Prompt
Write the entries below out again exactly; any picture in them stays out.

Data provided
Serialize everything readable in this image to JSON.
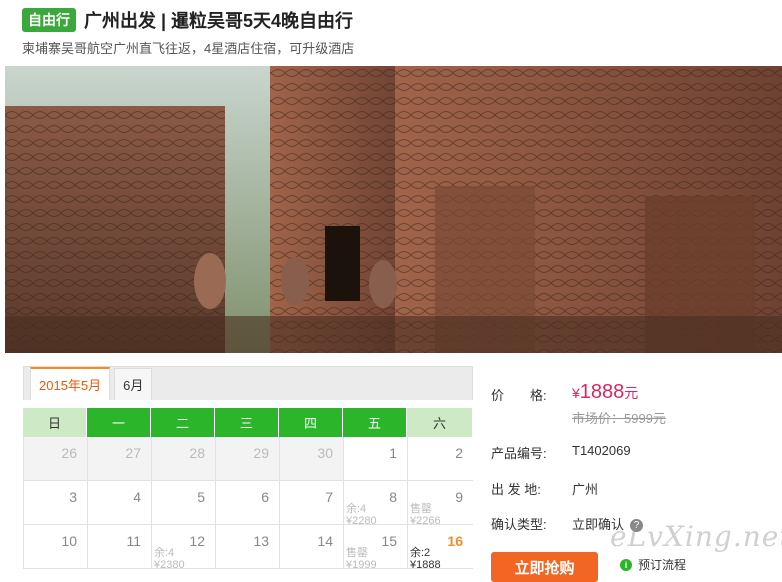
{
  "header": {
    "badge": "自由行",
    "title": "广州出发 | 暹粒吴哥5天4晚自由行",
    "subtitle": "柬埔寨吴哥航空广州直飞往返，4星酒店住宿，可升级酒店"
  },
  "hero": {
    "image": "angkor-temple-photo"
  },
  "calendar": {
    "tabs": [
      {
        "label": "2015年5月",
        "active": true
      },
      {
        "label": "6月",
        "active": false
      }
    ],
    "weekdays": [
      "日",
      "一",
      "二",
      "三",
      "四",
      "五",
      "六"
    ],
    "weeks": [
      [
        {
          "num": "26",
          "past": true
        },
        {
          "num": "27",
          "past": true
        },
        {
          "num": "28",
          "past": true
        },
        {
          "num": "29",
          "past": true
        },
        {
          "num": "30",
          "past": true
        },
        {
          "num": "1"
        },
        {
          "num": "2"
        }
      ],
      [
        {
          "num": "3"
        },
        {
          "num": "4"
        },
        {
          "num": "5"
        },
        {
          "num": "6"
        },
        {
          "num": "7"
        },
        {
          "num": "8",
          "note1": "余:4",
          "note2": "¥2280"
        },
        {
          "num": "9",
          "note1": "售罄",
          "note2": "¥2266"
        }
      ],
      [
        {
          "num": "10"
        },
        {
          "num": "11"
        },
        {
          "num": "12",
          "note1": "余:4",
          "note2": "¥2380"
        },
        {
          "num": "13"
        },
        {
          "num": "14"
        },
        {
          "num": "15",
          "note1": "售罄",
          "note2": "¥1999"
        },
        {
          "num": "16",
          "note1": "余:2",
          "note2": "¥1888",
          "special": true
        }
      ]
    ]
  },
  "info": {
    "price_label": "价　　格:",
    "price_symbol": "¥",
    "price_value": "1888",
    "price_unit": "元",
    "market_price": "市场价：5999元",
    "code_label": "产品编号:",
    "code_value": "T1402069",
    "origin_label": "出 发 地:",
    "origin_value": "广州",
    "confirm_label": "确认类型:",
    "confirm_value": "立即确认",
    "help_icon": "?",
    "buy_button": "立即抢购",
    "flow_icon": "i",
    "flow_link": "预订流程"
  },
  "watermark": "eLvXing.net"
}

Problem solution
Serialize everything readable in this image to JSON.
{
  "header": {
    "badge": "自由行",
    "title": "广州出发 | 暹粒吴哥5天4晚自由行",
    "subtitle": "柬埔寨吴哥航空广州直飞往返，4星酒店住宿，可升级酒店"
  },
  "hero": {
    "image": "angkor-temple-photo"
  },
  "calendar": {
    "tabs": [
      {
        "label": "2015年5月",
        "active": true
      },
      {
        "label": "6月",
        "active": false
      }
    ],
    "weekdays": [
      "日",
      "一",
      "二",
      "三",
      "四",
      "五",
      "六"
    ],
    "weeks": [
      [
        {
          "num": "26",
          "past": true
        },
        {
          "num": "27",
          "past": true
        },
        {
          "num": "28",
          "past": true
        },
        {
          "num": "29",
          "past": true
        },
        {
          "num": "30",
          "past": true
        },
        {
          "num": "1"
        },
        {
          "num": "2"
        }
      ],
      [
        {
          "num": "3"
        },
        {
          "num": "4"
        },
        {
          "num": "5"
        },
        {
          "num": "6"
        },
        {
          "num": "7"
        },
        {
          "num": "8",
          "note1": "余:4",
          "note2": "¥2280"
        },
        {
          "num": "9",
          "note1": "售罄",
          "note2": "¥2266"
        }
      ],
      [
        {
          "num": "10"
        },
        {
          "num": "11"
        },
        {
          "num": "12",
          "note1": "余:4",
          "note2": "¥2380"
        },
        {
          "num": "13"
        },
        {
          "num": "14"
        },
        {
          "num": "15",
          "note1": "售罄",
          "note2": "¥1999"
        },
        {
          "num": "16",
          "note1": "余:2",
          "note2": "¥1888",
          "special": true
        }
      ]
    ]
  },
  "info": {
    "price_label": "价　　格:",
    "price_symbol": "¥",
    "price_value": "1888",
    "price_unit": "元",
    "market_price": "市场价：5999元",
    "code_label": "产品编号:",
    "code_value": "T1402069",
    "origin_label": "出 发 地:",
    "origin_value": "广州",
    "confirm_label": "确认类型:",
    "confirm_value": "立即确认",
    "help_icon": "?",
    "buy_button": "立即抢购",
    "flow_icon": "i",
    "flow_link": "预订流程"
  },
  "watermark": "eLvXing.net"
}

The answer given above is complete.